Note each line where "Quantiles" appears, and copy it.

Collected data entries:
----------------------------------------

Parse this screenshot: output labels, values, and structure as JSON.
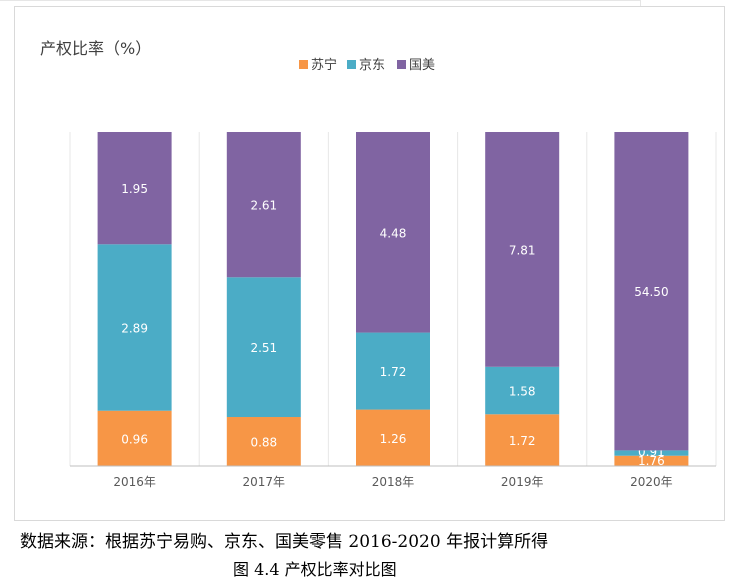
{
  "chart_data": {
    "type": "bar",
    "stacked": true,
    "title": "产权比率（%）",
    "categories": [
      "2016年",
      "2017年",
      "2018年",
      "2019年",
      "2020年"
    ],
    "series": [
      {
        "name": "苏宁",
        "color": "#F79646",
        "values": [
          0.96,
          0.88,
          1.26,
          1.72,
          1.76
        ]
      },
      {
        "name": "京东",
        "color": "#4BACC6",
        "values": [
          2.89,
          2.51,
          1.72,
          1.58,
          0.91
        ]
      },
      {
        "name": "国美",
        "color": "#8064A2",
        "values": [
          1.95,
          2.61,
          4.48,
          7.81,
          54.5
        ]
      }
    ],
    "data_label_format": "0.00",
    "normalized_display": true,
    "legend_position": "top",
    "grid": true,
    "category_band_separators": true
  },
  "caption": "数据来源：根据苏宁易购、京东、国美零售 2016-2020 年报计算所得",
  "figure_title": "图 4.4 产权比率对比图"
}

----------------------------------------

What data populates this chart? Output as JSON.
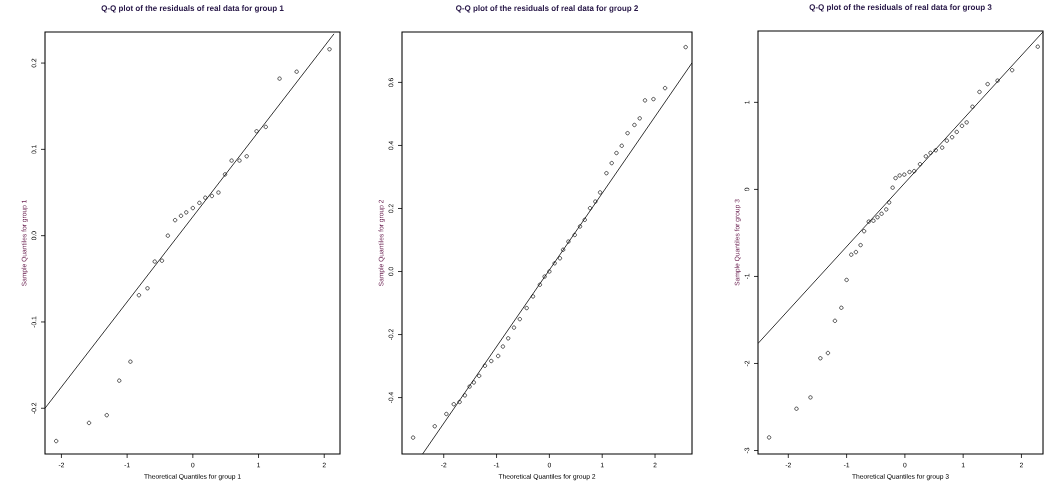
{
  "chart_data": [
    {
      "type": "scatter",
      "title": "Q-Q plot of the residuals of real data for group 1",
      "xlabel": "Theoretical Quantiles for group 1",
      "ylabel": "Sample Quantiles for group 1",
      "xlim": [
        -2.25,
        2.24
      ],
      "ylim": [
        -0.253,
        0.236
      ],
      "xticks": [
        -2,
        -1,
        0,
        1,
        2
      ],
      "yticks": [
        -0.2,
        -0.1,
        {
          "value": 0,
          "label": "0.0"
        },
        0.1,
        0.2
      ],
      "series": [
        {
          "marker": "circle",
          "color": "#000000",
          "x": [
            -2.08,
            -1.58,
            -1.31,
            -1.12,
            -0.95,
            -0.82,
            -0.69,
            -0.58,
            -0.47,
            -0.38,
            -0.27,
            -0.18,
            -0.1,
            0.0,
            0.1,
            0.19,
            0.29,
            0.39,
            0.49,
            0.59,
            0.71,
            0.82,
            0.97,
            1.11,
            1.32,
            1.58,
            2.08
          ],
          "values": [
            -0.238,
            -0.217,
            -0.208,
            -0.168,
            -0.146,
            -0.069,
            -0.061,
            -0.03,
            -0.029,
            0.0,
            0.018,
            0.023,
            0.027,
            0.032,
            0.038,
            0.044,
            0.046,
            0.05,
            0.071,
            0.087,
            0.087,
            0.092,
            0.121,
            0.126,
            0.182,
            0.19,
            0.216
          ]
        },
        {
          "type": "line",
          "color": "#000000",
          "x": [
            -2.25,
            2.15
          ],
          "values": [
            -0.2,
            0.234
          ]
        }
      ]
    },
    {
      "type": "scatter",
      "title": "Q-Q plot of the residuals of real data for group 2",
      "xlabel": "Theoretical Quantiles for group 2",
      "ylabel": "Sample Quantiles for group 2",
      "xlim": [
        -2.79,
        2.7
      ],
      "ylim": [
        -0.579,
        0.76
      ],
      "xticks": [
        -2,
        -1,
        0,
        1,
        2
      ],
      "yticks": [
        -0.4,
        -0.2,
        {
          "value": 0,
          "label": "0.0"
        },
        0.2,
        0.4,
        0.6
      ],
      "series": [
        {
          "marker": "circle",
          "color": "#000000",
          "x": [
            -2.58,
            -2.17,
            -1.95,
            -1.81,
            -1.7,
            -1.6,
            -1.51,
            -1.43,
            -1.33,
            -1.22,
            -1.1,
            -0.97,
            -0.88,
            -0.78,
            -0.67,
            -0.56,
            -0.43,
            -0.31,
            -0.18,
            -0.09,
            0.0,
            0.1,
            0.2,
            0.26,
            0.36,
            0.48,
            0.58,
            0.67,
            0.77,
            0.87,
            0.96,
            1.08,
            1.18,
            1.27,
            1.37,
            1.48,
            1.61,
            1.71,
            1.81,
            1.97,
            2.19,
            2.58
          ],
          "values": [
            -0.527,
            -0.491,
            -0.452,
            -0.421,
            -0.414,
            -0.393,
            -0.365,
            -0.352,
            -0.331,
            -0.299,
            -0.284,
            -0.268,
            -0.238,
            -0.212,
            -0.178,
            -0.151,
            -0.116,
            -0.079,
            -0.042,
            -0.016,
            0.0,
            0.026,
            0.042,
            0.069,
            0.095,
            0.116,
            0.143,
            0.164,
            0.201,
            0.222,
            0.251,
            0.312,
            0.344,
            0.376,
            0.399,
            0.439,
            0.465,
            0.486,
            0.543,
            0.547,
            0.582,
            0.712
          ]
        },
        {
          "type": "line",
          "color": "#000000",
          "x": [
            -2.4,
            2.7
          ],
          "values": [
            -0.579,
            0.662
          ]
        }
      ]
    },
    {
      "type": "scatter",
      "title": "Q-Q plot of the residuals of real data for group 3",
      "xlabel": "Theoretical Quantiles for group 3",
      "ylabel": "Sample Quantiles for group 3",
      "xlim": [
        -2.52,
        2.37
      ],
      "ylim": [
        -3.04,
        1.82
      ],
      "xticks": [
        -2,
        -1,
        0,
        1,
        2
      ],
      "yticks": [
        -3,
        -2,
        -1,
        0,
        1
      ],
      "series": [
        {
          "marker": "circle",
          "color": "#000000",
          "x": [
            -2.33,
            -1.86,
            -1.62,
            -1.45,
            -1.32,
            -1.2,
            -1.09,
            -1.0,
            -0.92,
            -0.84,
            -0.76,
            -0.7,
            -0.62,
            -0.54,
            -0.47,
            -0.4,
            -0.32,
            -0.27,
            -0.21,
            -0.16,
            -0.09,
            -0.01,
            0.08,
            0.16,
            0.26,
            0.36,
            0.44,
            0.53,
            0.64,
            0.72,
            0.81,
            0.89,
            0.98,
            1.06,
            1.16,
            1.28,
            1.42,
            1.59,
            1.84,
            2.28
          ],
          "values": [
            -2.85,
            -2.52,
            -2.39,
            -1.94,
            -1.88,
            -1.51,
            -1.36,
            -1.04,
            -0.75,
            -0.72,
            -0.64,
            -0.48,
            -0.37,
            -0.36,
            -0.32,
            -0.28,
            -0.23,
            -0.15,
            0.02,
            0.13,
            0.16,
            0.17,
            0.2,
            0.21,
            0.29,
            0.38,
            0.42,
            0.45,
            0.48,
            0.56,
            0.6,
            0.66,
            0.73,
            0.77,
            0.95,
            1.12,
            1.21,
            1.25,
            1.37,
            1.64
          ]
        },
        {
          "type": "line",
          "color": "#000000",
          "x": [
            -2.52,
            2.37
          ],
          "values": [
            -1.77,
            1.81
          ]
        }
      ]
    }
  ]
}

----------------------------------------

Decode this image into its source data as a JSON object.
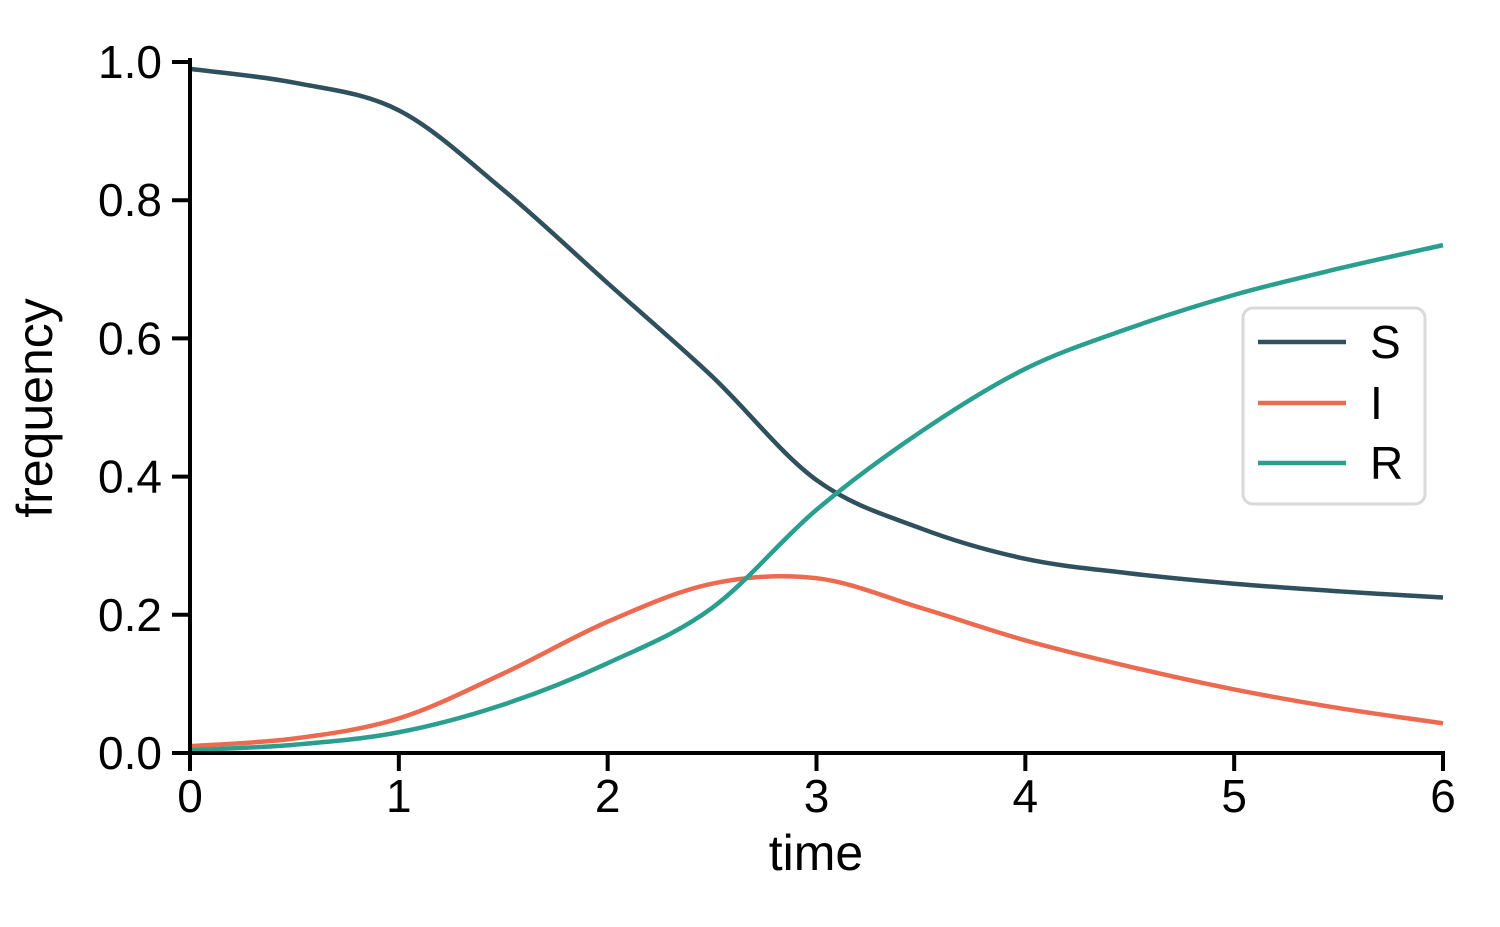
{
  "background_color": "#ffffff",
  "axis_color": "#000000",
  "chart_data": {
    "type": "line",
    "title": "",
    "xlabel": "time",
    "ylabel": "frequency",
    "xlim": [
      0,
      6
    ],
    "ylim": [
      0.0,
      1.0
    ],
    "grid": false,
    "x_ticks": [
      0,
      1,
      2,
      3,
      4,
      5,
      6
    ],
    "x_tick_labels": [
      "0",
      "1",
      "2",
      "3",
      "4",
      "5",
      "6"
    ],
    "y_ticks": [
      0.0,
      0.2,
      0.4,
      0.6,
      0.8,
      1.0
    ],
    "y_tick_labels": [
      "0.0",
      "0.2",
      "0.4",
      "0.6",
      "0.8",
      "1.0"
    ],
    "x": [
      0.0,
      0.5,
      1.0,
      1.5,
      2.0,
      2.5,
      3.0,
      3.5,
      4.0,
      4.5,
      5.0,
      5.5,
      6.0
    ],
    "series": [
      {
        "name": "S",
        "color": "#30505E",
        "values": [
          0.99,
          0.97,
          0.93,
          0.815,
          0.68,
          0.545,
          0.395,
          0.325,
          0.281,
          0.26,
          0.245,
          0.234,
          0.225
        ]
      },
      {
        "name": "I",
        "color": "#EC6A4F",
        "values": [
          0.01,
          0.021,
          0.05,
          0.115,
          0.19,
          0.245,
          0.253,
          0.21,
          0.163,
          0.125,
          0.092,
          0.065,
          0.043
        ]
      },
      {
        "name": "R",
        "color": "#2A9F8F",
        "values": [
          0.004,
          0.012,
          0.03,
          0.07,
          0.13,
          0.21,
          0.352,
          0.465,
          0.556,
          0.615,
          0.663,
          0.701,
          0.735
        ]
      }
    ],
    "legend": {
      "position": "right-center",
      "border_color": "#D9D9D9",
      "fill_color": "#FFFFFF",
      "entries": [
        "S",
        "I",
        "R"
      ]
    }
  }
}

----------------------------------------

The completed task:
      "xlabel": "Theoretical Quantiles for group 1",
      "ylabel": "Sample Quantiles for group 1",
      "xlabel": "Theoretical Quantiles for group 2",
      "ylabel": "Sample Quantiles for group 2",
      "xlabel": "Theoretical Quantiles for group 3",
      "ylabel": "Sample Quantiles for group 3",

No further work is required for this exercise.